**Written task**
Every entry that follows should be repeated exactly; drop the images.
===== Listed entries =====
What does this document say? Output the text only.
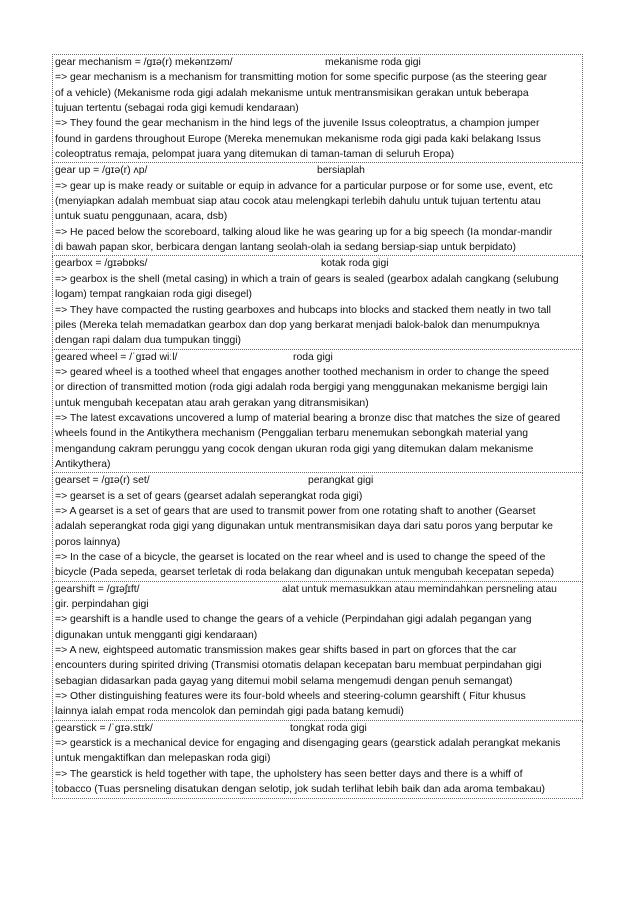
gear mechanism = /ɡɪə(r) mekənɪzəm/	mekanisme roda gigi
=> gear mechanism is a mechanism for transmitting motion for some specific purpose (as the steering gear
of a vehicle) (Mekanisme roda gigi adalah mekanisme untuk mentransmisikan gerakan untuk beberapa
tujuan tertentu (sebagai roda gigi kemudi kendaraan)
=> They found the gear mechanism in the hind legs of the juvenile Issus coleoptratus, a champion jumper
found in gardens throughout Europe (Mereka menemukan mekanisme roda gigi pada kaki belakang Issus
coleoptratus remaja, pelompat juara yang ditemukan di taman-taman di seluruh Eropa)
gear up = /ɡɪə(r) ʌp/	bersiaplah
=> gear up is make ready or suitable or equip in advance for a particular purpose or for some use, event, etc
(menyiapkan adalah membuat siap atau cocok atau melengkapi terlebih dahulu untuk tujuan tertentu atau
untuk suatu penggunaan, acara, dsb)
=> He paced below the scoreboard, talking aloud like he was gearing up for a big speech (Ia mondar-mandir
di bawah papan skor, berbicara dengan lantang seolah-olah ia sedang bersiap-siap untuk berpidato)
gearbox = /ɡɪəbɒks/	kotak roda gigi
=> gearbox is the shell (metal casing) in which a train of gears is sealed (gearbox adalah cangkang (selubung
logam) tempat rangkaian roda gigi disegel)
=> They have compacted the rusting gearboxes and hubcaps into blocks and stacked them neatly in two tall
piles (Mereka telah memadatkan gearbox dan dop yang berkarat menjadi balok-balok dan menumpuknya
dengan rapi dalam dua tumpukan tinggi)
geared wheel = /ˈɡɪəd wiːl/	roda gigi
=> geared wheel is a toothed wheel that engages another toothed mechanism in order to change the speed
or direction of transmitted motion (roda gigi adalah roda bergigi yang menggunakan mekanisme bergigi lain
untuk mengubah kecepatan atau arah gerakan yang ditransmisikan)
=> The latest excavations uncovered a lump of material bearing a bronze disc that matches the size of geared
wheels found in the Antikythera mechanism (Penggalian terbaru menemukan sebongkah material yang
mengandung cakram perunggu yang cocok dengan ukuran roda gigi yang ditemukan dalam mekanisme
Antikythera)
gearset = /ɡɪə(r) set/	perangkat gigi
=> gearset is a set of gears (gearset adalah seperangkat roda gigi)
=> A gearset is a set of gears that are used to transmit power from one rotating shaft to another (Gearset
adalah seperangkat roda gigi yang digunakan untuk mentransmisikan daya dari satu poros yang berputar ke
poros lainnya)
=> In the case of a bicycle, the gearset is located on the rear wheel and is used to change the speed of the
bicycle (Pada sepeda, gearset terletak di roda belakang dan digunakan untuk mengubah kecepatan sepeda)
gearshift = /ɡɪəʃɪft/	alat untuk memasukkan atau memindahkan persneling atau
gir. perpindahan gigi
=> gearshift is a handle used to change the gears of a vehicle (Perpindahan gigi adalah pegangan yang
digunakan untuk mengganti gigi kendaraan)
=> A new, eightspeed automatic transmission makes gear shifts based in part on gforces that the car
encounters during spirited driving (Transmisi otomatis delapan kecepatan baru membuat perpindahan gigi
sebagian didasarkan pada gayag yang ditemui mobil selama mengemudi dengan penuh semangat)
=> Other distinguishing features were its four-bold wheels and steering-column gearshift ( Fitur khusus
lainnya ialah empat roda mencolok dan pemindah gigi pada batang kemudi)
gearstick = /ˈɡɪə.stɪk/	tongkat roda gigi
=> gearstick is a mechanical device for engaging and disengaging gears (gearstick adalah perangkat mekanis
untuk mengaktifkan dan melepaskan roda gigi)
=> The gearstick is held together with tape, the upholstery has seen better days and there is a whiff of
tobacco (Tuas persneling disatukan dengan selotip, jok sudah terlihat lebih baik dan ada aroma tembakau)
=====
**Answer to this problem**
What does this document say? Output the text only.
gear mechanism = /ɡɪə(r) mekənɪzəm/	mekanisme roda gigi
=> gear mechanism is a mechanism for transmitting motion for some specific purpose (as the steering gear
of a vehicle) (Mekanisme roda gigi adalah mekanisme untuk mentransmisikan gerakan untuk beberapa
tujuan tertentu (sebagai roda gigi kemudi kendaraan)
=> They found the gear mechanism in the hind legs of the juvenile Issus coleoptratus, a champion jumper
found in gardens throughout Europe (Mereka menemukan mekanisme roda gigi pada kaki belakang Issus
coleoptratus remaja, pelompat juara yang ditemukan di taman-taman di seluruh Eropa)
gear up = /ɡɪə(r) ʌp/	bersiaplah
=> gear up is make ready or suitable or equip in advance for a particular purpose or for some use, event, etc
(menyiapkan adalah membuat siap atau cocok atau melengkapi terlebih dahulu untuk tujuan tertentu atau
untuk suatu penggunaan, acara, dsb)
=> He paced below the scoreboard, talking aloud like he was gearing up for a big speech (Ia mondar-mandir
di bawah papan skor, berbicara dengan lantang seolah-olah ia sedang bersiap-siap untuk berpidato)
gearbox = /ɡɪəbɒks/	kotak roda gigi
=> gearbox is the shell (metal casing) in which a train of gears is sealed (gearbox adalah cangkang (selubung
logam) tempat rangkaian roda gigi disegel)
=> They have compacted the rusting gearboxes and hubcaps into blocks and stacked them neatly in two tall
piles (Mereka telah memadatkan gearbox dan dop yang berkarat menjadi balok-balok dan menumpuknya
dengan rapi dalam dua tumpukan tinggi)
geared wheel = /ˈɡɪəd wiːl/	roda gigi
=> geared wheel is a toothed wheel that engages another toothed mechanism in order to change the speed
or direction of transmitted motion (roda gigi adalah roda bergigi yang menggunakan mekanisme bergigi lain
untuk mengubah kecepatan atau arah gerakan yang ditransmisikan)
=> The latest excavations uncovered a lump of material bearing a bronze disc that matches the size of geared
wheels found in the Antikythera mechanism (Penggalian terbaru menemukan sebongkah material yang
mengandung cakram perunggu yang cocok dengan ukuran roda gigi yang ditemukan dalam mekanisme
Antikythera)
gearset = /ɡɪə(r) set/	perangkat gigi
=> gearset is a set of gears (gearset adalah seperangkat roda gigi)
=> A gearset is a set of gears that are used to transmit power from one rotating shaft to another (Gearset
adalah seperangkat roda gigi yang digunakan untuk mentransmisikan daya dari satu poros yang berputar ke
poros lainnya)
=> In the case of a bicycle, the gearset is located on the rear wheel and is used to change the speed of the
bicycle (Pada sepeda, gearset terletak di roda belakang dan digunakan untuk mengubah kecepatan sepeda)
gearshift = /ɡɪəʃɪft/	alat untuk memasukkan atau memindahkan persneling atau
gir. perpindahan gigi
=> gearshift is a handle used to change the gears of a vehicle (Perpindahan gigi adalah pegangan yang
digunakan untuk mengganti gigi kendaraan)
=> A new, eightspeed automatic transmission makes gear shifts based in part on gforces that the car
encounters during spirited driving (Transmisi otomatis delapan kecepatan baru membuat perpindahan gigi
sebagian didasarkan pada gayag yang ditemui mobil selama mengemudi dengan penuh semangat)
=> Other distinguishing features were its four-bold wheels and steering-column gearshift ( Fitur khusus
lainnya ialah empat roda mencolok dan pemindah gigi pada batang kemudi)
gearstick = /ˈɡɪə.stɪk/	tongkat roda gigi
=> gearstick is a mechanical device for engaging and disengaging gears (gearstick adalah perangkat mekanis
untuk mengaktifkan dan melepaskan roda gigi)
=> The gearstick is held together with tape, the upholstery has seen better days and there is a whiff of
tobacco (Tuas persneling disatukan dengan selotip, jok sudah terlihat lebih baik dan ada aroma tembakau)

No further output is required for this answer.